Search the material for the string "JSON" and copy each line where it occurs.

┌─ Material supplied

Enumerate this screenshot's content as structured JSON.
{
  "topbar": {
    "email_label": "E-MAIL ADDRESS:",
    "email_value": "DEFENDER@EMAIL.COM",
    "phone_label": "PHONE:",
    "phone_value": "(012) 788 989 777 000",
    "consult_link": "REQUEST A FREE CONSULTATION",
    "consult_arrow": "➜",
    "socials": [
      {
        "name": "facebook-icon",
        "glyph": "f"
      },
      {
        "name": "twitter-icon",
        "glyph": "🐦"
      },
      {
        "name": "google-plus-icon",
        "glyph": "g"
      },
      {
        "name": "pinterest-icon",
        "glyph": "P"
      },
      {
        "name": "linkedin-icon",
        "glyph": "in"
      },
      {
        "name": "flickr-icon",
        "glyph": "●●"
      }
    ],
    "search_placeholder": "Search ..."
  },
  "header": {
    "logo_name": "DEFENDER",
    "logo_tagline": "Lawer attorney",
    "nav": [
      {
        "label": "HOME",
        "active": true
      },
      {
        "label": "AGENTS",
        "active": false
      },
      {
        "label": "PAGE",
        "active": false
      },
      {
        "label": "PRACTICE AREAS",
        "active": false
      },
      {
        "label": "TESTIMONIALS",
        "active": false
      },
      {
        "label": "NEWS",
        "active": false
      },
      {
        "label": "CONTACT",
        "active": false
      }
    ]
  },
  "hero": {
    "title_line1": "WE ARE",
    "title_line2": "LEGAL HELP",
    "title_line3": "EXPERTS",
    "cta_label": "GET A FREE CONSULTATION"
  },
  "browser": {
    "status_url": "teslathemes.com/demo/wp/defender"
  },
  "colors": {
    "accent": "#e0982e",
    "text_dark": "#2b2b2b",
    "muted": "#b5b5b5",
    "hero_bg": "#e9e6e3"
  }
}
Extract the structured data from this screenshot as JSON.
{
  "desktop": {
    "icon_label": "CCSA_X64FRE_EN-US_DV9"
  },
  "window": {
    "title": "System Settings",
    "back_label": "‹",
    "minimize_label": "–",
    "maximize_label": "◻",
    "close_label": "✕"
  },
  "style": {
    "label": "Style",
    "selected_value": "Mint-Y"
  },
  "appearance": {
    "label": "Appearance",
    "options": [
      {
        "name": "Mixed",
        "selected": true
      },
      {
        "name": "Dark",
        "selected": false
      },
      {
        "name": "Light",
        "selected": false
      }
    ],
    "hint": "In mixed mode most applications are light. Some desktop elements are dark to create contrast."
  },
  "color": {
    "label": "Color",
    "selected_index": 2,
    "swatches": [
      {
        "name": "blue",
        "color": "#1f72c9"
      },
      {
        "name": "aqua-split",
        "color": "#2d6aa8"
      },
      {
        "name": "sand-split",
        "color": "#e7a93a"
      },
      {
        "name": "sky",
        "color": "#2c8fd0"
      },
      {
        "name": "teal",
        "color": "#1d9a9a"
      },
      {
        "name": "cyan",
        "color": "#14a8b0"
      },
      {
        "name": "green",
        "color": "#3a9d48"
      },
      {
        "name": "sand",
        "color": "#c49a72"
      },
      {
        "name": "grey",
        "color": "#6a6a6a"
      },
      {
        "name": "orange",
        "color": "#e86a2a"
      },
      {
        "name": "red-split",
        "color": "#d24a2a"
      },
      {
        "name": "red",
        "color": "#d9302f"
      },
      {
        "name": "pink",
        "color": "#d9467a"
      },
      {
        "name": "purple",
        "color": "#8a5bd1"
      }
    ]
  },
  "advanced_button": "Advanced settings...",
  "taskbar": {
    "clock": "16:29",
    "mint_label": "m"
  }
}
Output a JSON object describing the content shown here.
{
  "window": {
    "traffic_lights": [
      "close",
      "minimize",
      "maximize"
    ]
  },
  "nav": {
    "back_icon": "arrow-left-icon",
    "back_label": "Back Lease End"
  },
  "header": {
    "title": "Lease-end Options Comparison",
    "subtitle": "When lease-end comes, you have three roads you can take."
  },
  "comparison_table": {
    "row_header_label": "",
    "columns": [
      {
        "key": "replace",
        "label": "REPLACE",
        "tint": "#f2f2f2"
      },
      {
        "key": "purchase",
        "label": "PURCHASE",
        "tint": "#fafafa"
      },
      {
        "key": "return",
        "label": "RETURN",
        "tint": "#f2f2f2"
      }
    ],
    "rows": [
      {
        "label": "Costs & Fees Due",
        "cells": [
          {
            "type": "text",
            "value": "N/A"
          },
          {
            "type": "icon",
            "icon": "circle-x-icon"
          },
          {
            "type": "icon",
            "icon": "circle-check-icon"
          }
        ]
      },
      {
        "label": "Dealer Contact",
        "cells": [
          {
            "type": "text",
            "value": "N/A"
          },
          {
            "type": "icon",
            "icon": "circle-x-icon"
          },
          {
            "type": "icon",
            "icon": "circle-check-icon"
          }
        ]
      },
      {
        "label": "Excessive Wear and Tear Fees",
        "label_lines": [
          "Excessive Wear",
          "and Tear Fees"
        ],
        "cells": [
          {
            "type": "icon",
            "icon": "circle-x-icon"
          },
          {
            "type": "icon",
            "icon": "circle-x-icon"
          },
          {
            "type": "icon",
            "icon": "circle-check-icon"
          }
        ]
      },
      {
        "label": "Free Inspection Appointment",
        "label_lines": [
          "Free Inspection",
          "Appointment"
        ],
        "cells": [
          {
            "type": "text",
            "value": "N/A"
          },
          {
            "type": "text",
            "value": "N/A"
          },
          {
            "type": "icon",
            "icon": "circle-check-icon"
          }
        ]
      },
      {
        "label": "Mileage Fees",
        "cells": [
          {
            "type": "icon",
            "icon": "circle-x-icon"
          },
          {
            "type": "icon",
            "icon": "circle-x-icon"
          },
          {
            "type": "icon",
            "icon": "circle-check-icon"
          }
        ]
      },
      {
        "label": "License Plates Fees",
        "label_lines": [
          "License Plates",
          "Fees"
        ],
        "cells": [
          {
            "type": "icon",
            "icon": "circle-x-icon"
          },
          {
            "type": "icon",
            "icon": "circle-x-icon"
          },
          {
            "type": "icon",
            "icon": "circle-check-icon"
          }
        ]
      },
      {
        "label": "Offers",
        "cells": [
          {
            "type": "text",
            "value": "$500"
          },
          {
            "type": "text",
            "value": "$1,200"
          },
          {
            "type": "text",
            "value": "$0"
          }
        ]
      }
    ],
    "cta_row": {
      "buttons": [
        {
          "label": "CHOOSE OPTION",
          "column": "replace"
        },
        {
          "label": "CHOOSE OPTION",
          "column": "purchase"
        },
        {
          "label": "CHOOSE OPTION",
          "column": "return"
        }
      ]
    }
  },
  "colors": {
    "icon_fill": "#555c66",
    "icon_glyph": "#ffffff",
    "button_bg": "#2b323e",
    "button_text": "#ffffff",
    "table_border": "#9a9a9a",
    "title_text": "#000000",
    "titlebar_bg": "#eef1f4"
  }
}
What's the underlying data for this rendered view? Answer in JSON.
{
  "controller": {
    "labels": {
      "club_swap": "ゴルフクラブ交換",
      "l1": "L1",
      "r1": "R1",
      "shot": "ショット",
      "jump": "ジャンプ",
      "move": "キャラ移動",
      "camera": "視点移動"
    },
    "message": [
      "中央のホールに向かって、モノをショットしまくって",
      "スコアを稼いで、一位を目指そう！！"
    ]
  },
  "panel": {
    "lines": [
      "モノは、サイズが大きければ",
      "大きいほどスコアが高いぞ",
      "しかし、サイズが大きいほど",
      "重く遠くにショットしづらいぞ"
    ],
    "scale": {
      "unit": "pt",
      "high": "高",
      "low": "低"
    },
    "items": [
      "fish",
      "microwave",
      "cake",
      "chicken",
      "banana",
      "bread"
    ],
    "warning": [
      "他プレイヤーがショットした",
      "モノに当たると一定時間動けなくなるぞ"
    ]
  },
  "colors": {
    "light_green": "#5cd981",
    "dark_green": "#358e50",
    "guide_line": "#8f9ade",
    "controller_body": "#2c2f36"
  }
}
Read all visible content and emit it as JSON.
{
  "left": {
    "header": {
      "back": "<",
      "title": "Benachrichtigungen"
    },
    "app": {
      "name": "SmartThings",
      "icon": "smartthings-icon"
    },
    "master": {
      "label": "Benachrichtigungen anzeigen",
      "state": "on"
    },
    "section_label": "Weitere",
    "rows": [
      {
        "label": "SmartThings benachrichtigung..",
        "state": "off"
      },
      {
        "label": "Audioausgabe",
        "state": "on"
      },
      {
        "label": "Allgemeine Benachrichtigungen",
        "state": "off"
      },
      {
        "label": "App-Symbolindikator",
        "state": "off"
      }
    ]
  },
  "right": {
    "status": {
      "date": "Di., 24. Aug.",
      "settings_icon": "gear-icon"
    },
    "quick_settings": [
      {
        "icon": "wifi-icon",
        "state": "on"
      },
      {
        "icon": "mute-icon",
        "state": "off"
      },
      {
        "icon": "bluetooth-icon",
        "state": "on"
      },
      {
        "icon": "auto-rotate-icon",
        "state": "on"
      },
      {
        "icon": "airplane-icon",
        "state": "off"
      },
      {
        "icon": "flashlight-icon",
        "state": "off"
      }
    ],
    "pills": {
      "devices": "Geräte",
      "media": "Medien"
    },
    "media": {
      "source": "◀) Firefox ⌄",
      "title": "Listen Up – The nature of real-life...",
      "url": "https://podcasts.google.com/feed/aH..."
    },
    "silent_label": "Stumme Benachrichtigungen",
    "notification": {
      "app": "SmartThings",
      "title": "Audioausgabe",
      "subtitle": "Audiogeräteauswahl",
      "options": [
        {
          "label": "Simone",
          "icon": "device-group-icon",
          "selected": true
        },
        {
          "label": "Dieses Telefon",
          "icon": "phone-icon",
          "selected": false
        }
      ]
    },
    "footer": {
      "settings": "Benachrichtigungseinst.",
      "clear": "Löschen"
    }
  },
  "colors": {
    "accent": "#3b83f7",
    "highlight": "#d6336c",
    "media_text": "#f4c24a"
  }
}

└─

Expected answer -
Enumerate this screenshot's content as structured JSON.
Extract the structured data from this screenshot as JSON.
Output a JSON object describing the content shown here.
What's the underlying data for this rendered view? Answer in JSON.
Read all visible content and emit it as JSON.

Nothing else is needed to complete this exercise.